● **WORK TO DO**
Please copy every line of the records below that holds the word "榻榻米上学不会游泳".

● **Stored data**
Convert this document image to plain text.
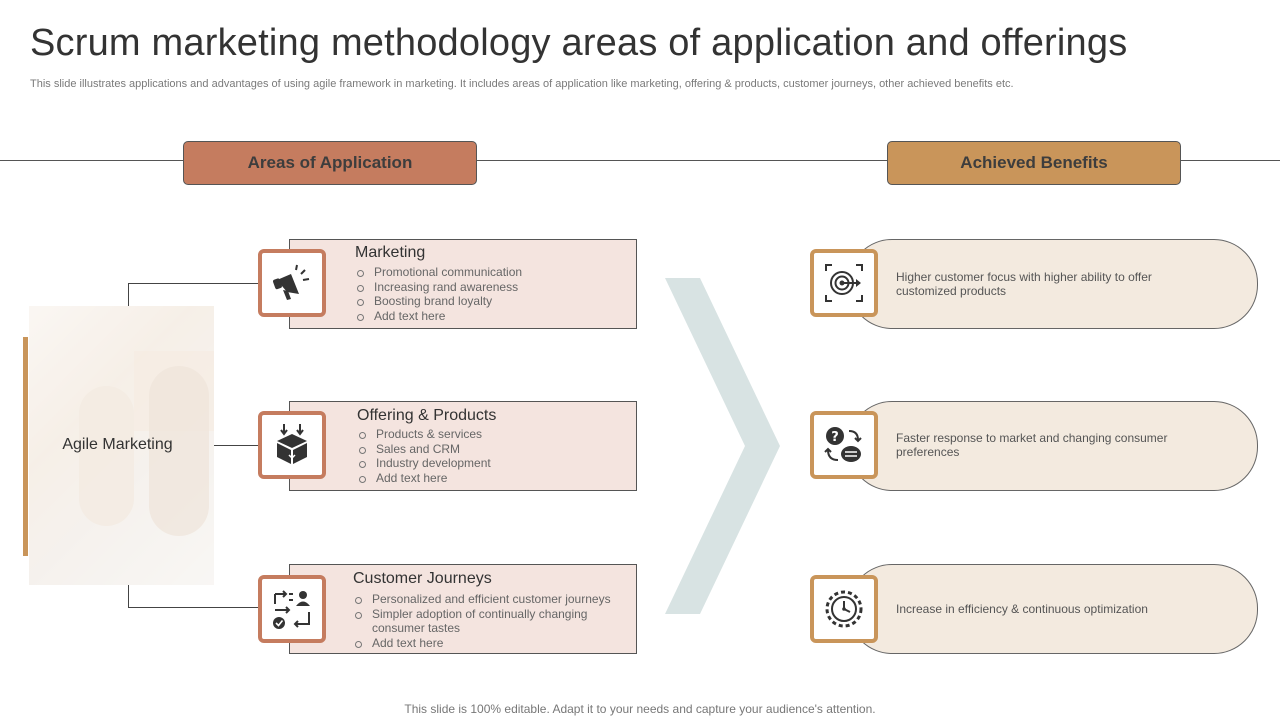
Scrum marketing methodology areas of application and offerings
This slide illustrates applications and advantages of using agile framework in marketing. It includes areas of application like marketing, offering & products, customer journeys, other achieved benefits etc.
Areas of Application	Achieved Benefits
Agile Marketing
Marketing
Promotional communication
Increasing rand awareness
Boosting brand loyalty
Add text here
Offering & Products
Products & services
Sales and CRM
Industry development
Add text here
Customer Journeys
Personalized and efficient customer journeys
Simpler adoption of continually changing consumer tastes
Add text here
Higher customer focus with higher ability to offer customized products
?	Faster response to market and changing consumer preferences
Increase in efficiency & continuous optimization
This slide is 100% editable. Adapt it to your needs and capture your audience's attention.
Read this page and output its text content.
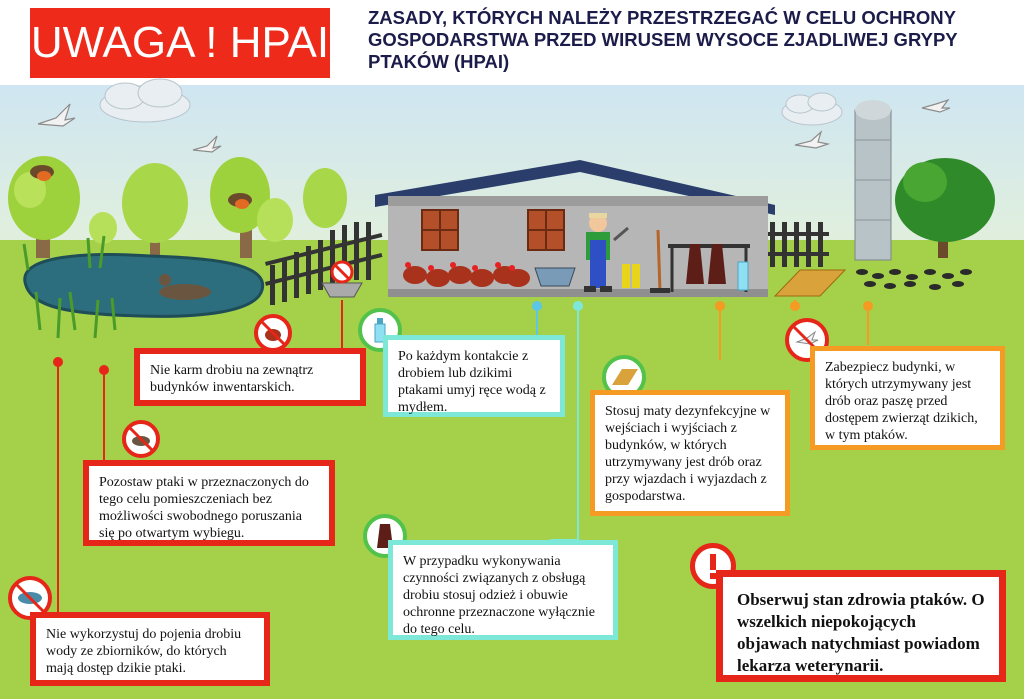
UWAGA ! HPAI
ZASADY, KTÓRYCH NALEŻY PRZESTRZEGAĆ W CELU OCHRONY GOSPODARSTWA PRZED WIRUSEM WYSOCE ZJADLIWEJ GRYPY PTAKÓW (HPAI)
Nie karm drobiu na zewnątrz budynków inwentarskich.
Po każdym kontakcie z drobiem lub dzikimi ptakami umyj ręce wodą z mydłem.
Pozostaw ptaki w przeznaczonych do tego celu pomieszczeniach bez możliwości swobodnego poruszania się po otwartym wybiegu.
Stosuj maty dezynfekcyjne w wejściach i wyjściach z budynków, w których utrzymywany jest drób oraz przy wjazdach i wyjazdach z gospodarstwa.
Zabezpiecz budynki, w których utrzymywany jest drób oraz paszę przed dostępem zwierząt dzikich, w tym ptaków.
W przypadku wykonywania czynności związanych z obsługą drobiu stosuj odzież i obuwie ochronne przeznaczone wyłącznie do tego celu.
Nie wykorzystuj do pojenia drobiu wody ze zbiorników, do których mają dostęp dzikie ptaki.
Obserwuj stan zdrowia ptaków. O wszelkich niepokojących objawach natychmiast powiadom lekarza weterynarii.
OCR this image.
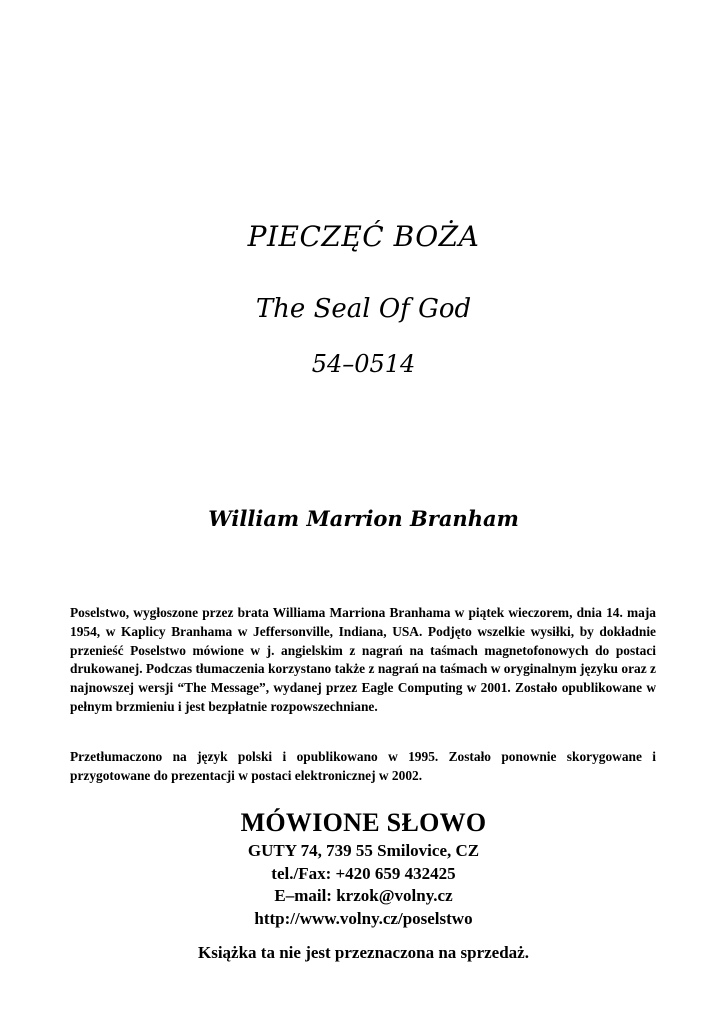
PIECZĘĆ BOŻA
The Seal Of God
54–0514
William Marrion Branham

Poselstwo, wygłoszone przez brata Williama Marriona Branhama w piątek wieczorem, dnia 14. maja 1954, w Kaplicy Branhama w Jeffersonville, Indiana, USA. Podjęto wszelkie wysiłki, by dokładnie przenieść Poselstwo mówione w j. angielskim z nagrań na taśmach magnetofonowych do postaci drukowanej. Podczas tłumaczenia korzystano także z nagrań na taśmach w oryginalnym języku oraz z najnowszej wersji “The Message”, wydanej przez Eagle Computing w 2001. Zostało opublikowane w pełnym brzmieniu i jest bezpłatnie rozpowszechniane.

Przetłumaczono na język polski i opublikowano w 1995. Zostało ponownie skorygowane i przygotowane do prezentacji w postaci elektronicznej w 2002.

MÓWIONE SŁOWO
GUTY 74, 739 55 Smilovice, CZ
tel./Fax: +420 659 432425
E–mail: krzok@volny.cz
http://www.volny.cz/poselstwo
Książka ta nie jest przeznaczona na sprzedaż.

* * *

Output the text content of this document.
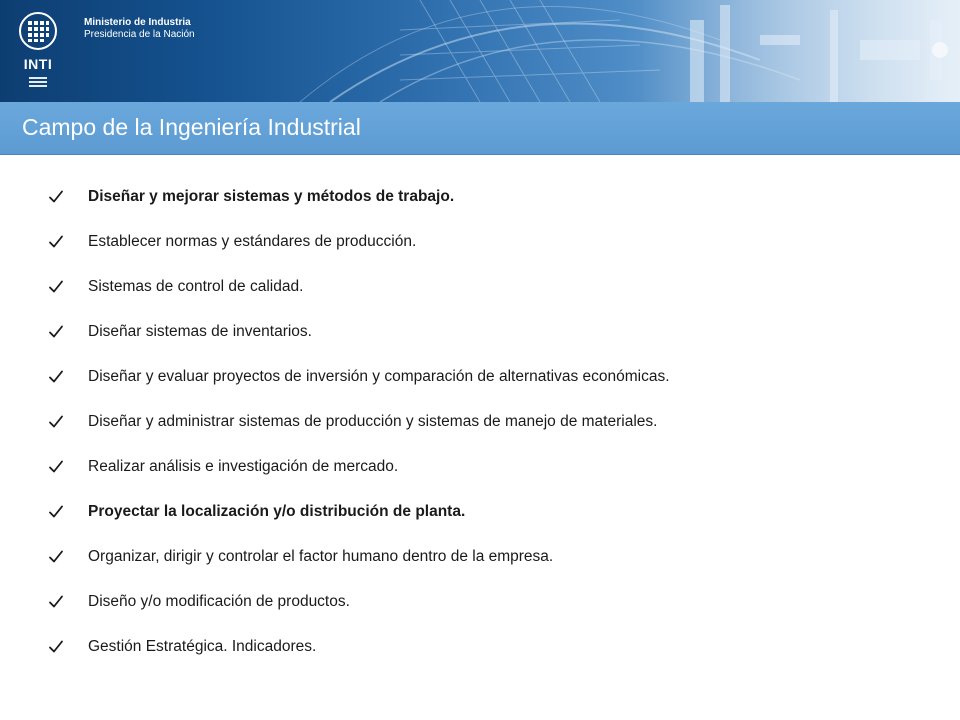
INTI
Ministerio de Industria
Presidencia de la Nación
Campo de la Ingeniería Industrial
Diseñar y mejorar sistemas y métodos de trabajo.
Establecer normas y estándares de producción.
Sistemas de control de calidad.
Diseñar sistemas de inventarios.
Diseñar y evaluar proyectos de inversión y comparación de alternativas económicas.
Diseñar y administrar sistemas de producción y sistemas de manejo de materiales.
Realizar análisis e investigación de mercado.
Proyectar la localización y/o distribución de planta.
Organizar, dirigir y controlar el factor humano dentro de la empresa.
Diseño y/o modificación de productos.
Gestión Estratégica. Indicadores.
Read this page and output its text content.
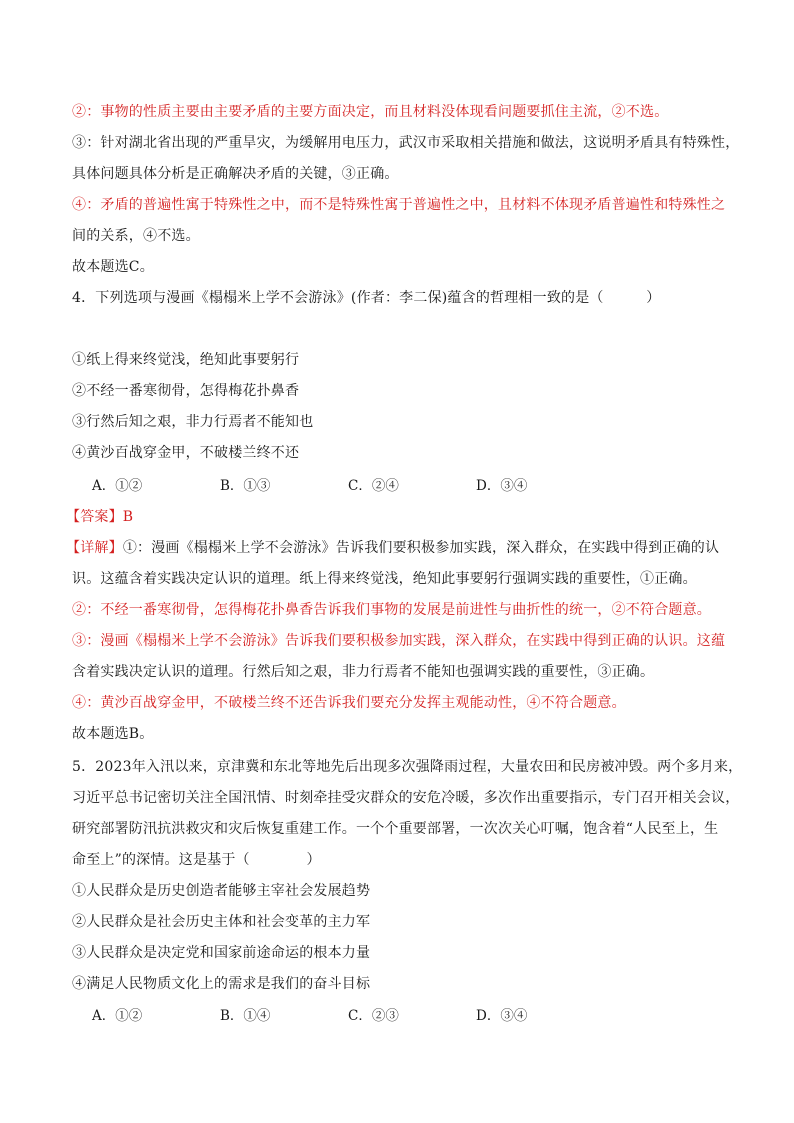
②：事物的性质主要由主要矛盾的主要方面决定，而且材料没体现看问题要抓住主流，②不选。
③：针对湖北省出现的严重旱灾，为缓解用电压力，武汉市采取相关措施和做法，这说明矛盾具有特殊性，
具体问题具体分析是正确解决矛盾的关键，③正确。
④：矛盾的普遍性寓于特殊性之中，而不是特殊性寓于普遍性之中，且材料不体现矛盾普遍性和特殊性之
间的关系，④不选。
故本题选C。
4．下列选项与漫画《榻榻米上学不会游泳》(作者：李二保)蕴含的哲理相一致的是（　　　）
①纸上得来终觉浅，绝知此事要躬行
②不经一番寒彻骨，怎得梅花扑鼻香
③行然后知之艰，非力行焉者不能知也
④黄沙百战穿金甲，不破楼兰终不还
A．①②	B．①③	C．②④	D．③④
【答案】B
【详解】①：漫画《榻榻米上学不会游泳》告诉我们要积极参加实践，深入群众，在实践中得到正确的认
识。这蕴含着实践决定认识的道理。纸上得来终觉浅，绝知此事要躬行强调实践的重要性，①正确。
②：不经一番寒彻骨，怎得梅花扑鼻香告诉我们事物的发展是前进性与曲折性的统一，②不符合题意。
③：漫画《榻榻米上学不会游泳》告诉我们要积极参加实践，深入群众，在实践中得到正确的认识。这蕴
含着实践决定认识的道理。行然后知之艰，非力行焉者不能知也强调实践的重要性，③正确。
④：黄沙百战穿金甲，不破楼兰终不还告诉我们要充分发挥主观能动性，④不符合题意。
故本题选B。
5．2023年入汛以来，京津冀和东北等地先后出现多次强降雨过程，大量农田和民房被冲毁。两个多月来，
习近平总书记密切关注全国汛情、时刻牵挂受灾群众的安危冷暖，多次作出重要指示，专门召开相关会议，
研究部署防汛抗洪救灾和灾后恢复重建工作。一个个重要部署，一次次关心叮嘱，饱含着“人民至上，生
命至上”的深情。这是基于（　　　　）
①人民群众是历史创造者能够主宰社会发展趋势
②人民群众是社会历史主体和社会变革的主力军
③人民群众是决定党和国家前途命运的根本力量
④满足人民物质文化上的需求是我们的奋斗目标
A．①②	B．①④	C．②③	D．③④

● **REPLY**
4．下列选项与漫画《榻榻米上学不会游泳》(作者：李二保)蕴含的哲理相一致的是（　　　）
【详解】①：漫画《榻榻米上学不会游泳》告诉我们要积极参加实践，深入群众，在实践中得到正确的认
③：漫画《榻榻米上学不会游泳》告诉我们要积极参加实践，深入群众，在实践中得到正确的认识。这蕴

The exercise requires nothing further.